OBJECTIVE
Reproduce the records. Keep every word exact and include no images.

>> Start DATASET CONTENT

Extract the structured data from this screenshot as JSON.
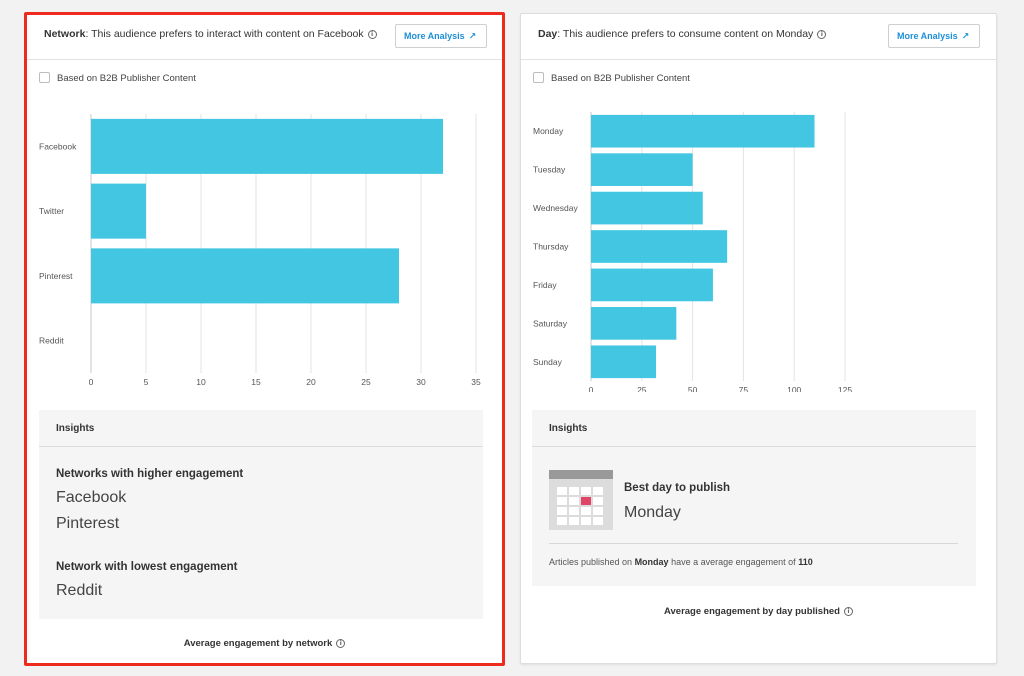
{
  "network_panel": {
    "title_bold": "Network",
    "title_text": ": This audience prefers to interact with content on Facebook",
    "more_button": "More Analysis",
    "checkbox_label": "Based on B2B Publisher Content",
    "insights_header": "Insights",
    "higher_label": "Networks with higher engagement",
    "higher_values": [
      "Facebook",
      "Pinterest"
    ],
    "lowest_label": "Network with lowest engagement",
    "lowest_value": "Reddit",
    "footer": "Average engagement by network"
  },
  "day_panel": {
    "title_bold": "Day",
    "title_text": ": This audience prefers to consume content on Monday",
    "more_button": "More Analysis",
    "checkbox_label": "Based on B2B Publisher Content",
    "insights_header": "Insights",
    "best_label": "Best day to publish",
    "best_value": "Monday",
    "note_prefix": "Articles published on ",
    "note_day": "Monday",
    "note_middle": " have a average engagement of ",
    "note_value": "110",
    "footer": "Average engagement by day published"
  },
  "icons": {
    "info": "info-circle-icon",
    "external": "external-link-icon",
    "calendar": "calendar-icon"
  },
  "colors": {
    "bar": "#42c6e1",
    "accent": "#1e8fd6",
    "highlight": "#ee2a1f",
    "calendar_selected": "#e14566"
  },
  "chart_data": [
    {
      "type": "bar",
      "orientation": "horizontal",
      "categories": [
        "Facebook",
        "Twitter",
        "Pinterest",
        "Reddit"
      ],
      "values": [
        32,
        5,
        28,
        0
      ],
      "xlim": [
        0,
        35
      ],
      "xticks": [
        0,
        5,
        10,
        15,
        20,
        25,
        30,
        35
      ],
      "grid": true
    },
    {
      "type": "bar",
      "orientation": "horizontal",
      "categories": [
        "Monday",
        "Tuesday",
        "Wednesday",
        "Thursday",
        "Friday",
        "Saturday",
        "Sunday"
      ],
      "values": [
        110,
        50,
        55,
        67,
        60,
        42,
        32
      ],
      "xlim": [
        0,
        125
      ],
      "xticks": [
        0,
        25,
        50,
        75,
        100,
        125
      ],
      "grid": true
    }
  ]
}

>> End DATASET CONTENT

EXERCISE RESULT
Extract the structured data from this screenshot as JSON.
{
  "network_panel": {
    "title_bold": "Network",
    "title_text": ": This audience prefers to interact with content on Facebook",
    "more_button": "More Analysis",
    "checkbox_label": "Based on B2B Publisher Content",
    "insights_header": "Insights",
    "higher_label": "Networks with higher engagement",
    "higher_values": [
      "Facebook",
      "Pinterest"
    ],
    "lowest_label": "Network with lowest engagement",
    "lowest_value": "Reddit",
    "footer": "Average engagement by network"
  },
  "day_panel": {
    "title_bold": "Day",
    "title_text": ": This audience prefers to consume content on Monday",
    "more_button": "More Analysis",
    "checkbox_label": "Based on B2B Publisher Content",
    "insights_header": "Insights",
    "best_label": "Best day to publish",
    "best_value": "Monday",
    "note_prefix": "Articles published on ",
    "note_day": "Monday",
    "note_middle": " have a average engagement of ",
    "note_value": "110",
    "footer": "Average engagement by day published"
  },
  "icons": {
    "info": "info-circle-icon",
    "external": "external-link-icon",
    "calendar": "calendar-icon"
  },
  "colors": {
    "bar": "#42c6e1",
    "accent": "#1e8fd6",
    "highlight": "#ee2a1f",
    "calendar_selected": "#e14566"
  },
  "chart_data": [
    {
      "type": "bar",
      "orientation": "horizontal",
      "categories": [
        "Facebook",
        "Twitter",
        "Pinterest",
        "Reddit"
      ],
      "values": [
        32,
        5,
        28,
        0
      ],
      "xlim": [
        0,
        35
      ],
      "xticks": [
        0,
        5,
        10,
        15,
        20,
        25,
        30,
        35
      ],
      "grid": true
    },
    {
      "type": "bar",
      "orientation": "horizontal",
      "categories": [
        "Monday",
        "Tuesday",
        "Wednesday",
        "Thursday",
        "Friday",
        "Saturday",
        "Sunday"
      ],
      "values": [
        110,
        50,
        55,
        67,
        60,
        42,
        32
      ],
      "xlim": [
        0,
        125
      ],
      "xticks": [
        0,
        25,
        50,
        75,
        100,
        125
      ],
      "grid": true
    }
  ]
}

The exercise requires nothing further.